PASSAGE TO READ: Begin

Wilson said he went to 15 or 16 schools within 11 years of schooling.

Education
Wilson was concerned that he might not be able to afford to go to a university, and tried to enlist in the United States Army, intending to earn U.S. government financial support for his education. He failed the Army medical examination due to his impaired eyesight, but was able to afford to enroll in the University of Alabama, where he earned his Bachelor of Science in 1949 and Master of Science in biology in 1950. The next year, Wilson transferred to Harvard University. 
 
Appointed to the Harvard Society of Fellows, he could travel on overseas expeditions, collecting ant species of Cuba and Mexico and travel the South Pacific, including Australia, New Guinea, Fiji, New Caledonia, and Sri Lanka. In 1955, he received his Ph.D. and married Irene Kelley.

Career

From 1956 until 1996, Wilson was part of the faculty of Harvard. He began as an ant taxonomist and worked on understanding their microevolution, how they developed into new species by escaping environmental disadvantages and moving into new habitats. He developed a theory of the "taxon cycle".

In collaboration with mathematician William H. Bossert, Wilson developed a classification of pheromones based on insect communication patterns. In the 1960s, he collaborated with mathematician and ecologist Robert MacArthur in developing the theory of species equilibrium. In the 1970s he and Daniel S. Simberloff tested this theory on tiny mangrove islets in the Florida Keys. They eradicated all insect species and observed the re-population by new species. Wilson and MacArthur's book The Theory of Island Biogeography became a standard ecology text.

In 1971, he published The Insect Societies, which argues that insect behavior and the behavior of other animals are influenced by similar evolutionary pressures. In 1973, Wilson was appointed the curator of entomology at the Harvard Museum of Comparative Zoology. In 1975, he published the book Sociobiology: The New Synthesis applying his theories of insect behavior to vertebrates, and in the last chapter, humans. He speculated that evolved and inherited tendencies were responsible for hierarchical social organization among humans. In 1978 he published On Human Nature, which dealt with the role of biology in the evolution of human culture and won a Pulitzer Prize for General Nonfiction.

Wilson was named the Frank B. Baird, Jr., Professor of Science in 1976 and, after his retirement from Harvard in 1996, became the Pellegrino University Professor Emeritus.

In 1981 after collaborating with Charles Lumsden, he published Genes, Mind and Culture, a theory of gene-culture coevolution. In 1990 he published The Ants, co-written with Bert Hölldobler, his second Pulitzer Prize for General Nonfiction.

In the 1990s, he published The Diversity of Life (1992), an autobiography: Naturalist (1994), and Consilience: The Unity of Knowledge (1998) about the unity of the natural and social sciences. Wilson was praised for his environmental advocacy, and his secular-humanist and deist ideas pertaining to religious and ethical matters.

Wilson was dubbed multiple monikers throughout his career, these included descriptions as the "father of biodiversity," "ant man," and "Darwin's heir." In a PBS interview, David Attenborough described Wilson as "a magic name to many of us working in the natural world, for two reasons. First, he is a towering example of a specialist, a world authority. Nobody in the world has ever known as much as Ed Wilson about ants. But, in addition to that intense knowledge and understanding, he has the widest of pictures. He sees the planet and the natural world that it contains in amazing detail but extraordinary coherence".

PASSAGE TO READ: End
ENTRIES SHOWN: Begin

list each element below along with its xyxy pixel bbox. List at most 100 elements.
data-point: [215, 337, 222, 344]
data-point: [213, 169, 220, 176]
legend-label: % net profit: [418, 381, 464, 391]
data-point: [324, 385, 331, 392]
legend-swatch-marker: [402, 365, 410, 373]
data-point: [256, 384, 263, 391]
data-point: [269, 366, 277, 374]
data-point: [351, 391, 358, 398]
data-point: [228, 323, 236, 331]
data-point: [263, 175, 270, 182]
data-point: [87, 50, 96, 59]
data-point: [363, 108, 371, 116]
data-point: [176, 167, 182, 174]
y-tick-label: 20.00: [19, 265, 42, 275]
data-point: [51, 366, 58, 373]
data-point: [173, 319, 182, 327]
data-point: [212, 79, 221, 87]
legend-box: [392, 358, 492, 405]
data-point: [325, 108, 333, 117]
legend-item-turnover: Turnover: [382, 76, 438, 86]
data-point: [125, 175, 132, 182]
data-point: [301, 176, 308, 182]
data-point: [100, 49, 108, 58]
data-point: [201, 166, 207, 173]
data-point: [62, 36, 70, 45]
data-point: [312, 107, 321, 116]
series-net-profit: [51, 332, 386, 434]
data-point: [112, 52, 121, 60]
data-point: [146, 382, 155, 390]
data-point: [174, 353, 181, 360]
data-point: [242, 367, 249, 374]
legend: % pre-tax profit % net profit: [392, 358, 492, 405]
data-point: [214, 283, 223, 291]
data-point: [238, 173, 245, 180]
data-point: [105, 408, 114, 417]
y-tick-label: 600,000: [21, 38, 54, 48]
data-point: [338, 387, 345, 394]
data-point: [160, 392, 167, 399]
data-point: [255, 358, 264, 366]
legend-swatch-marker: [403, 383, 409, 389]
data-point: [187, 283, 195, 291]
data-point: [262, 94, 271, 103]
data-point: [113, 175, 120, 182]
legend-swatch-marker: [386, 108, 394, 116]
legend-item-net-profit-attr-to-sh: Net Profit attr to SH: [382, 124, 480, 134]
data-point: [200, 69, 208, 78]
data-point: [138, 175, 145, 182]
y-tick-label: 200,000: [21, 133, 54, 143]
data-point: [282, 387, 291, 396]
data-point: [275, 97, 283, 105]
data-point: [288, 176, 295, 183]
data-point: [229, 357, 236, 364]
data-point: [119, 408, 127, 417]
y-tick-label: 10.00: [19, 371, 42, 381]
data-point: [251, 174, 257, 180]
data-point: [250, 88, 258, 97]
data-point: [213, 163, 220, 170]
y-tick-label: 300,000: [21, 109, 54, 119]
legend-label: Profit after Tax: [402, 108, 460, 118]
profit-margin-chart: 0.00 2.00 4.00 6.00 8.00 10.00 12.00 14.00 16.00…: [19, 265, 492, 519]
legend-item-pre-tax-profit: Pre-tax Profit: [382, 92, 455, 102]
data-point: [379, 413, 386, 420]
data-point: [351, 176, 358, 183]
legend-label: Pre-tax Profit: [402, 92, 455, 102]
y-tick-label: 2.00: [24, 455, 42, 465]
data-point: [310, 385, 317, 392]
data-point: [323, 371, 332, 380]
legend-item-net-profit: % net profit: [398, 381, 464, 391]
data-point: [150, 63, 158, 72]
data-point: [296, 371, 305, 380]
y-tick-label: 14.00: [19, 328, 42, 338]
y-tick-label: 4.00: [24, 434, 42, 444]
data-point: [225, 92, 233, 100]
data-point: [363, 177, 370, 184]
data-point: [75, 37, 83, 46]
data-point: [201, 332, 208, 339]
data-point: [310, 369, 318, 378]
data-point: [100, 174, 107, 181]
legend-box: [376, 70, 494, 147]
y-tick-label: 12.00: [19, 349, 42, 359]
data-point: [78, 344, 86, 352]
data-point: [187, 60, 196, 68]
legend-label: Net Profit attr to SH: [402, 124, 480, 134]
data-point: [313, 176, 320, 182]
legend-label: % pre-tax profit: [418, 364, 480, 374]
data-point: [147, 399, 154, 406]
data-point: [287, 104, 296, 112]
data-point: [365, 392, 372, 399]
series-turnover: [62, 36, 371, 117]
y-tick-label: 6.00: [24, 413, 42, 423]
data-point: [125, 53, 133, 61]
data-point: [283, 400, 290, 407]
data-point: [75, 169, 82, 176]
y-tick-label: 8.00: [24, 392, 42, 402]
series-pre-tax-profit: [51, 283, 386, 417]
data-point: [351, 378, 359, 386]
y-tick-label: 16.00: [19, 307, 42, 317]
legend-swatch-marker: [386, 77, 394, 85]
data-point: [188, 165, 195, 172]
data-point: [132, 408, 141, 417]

ENTRIES SHOWN: End

▶ PROBLEM SET:
- 1) Answer these questions using the passage on Wilson:
(a) What kept Wilson from passing the Army medical examination?
(b) Which book by Wilson and MacArthur became a standard ecology text?
(c) What title did Wilson receive after he retired from Harvard in 1996?
- 2) Extend the passage on Wilson by writing what comes after its final sentence.

▶ ANSWERS TO THE EXERCISE:
- 1)
(a) His impaired eyesight.
(b) The Theory of Island Biogeography.
(c) Pellegrino University Professor Emeritus.

- 2)
 Support of J. Philippe Rushton 
Prior to Wilson's death, his personal correspondences were donated to the Library of Congress at the Library's request. Following his death, several articles were published discussing the discrepancy between Wilson's legacy as a champion of biogeography and conservation biology, and his support of scientific racism and pseudoscientists. Specifically, the Library of Congress archive included letters defending the work of J. Philippe Rushton over several years. Rushton was a controversial psychologist at the University of Western Ontario, who later headed the Pioneer Fund.

From the late 1980s to the early 1990s, Wilson wrote several emails to Rushton's colleagues defending Rushton's work in the face of widespread criticism of "scholarly misconduct", "misrepresenting data", and confirmation bias, all of which were tactics that were allegedly wielded by Rushton to support his personal ideas on race. Wilson also sponsored an article written by Rushton in PNAS, and during the review process, Wilson intentionally sought out reviewers for the article who he believed would likely already agree with its premise. Wilson kept his support of Rushton's racist ideologies behind-the-scenes so as to not draw too much attention to himself or tarnish his own reputation. Wilson responded to another request from Rushton to sponsor a second PNAS article with the following: "You have my support in many ways, but for me to sponsor an article on racial differences in the PNAS would be counterproductive for both of us." Wilson also remarked that the reason Rushton's ideologies were not more widely supported is because of the "... fear of being called racist, which is virtually a death sentence in American academia if taken seriously. I admit that I myself have tended to avoid the subject of Rushton's work, out of fear."

In 2022, the E.O. Wilson Biodiversity Foundation issued a statement rejecting Wilson's support of Rushton and racism, on behalf of the board of directors and staff.

Work

Sociobiology: The New Synthesis, 1975

Wilson used sociobiology and evolutionary principles to explain the behavior of social insects and then to understand the social behavior of other animals, including humans, thus establishing sociobiology as a new scientific field. He argued that all animal behavior, including that of humans, is the product of heredity, environmental stimuli, and past experiences, and that free will is an illusion. He referred to the biological basis of behavior as the "genetic leash". The sociobiological view is that all animal social behavior is governed by epigenetic rules worked out by the laws of evolution. This theory and research proved to be seminal, controversial, and influential.

Wilson argued that the unit of selection is a gene, the basic element of heredity. The target of selection is normally the individual who carries an ensemble of genes of certain kinds. With regard to the use of kin selection in explaining the behavior of eusocial insects, the "new view that I'm proposing is that it was group selection all along, an idea first roughly formulated by Darwin."

Sociobiological research was at the time particularly controversial with regard to its application to humans. The theory established a scientific argument for rejecting the common doctrine of tabula rasa, which holds that human beings are born without any innate mental content and that culture functions to increase human knowledge and aid in survival and success.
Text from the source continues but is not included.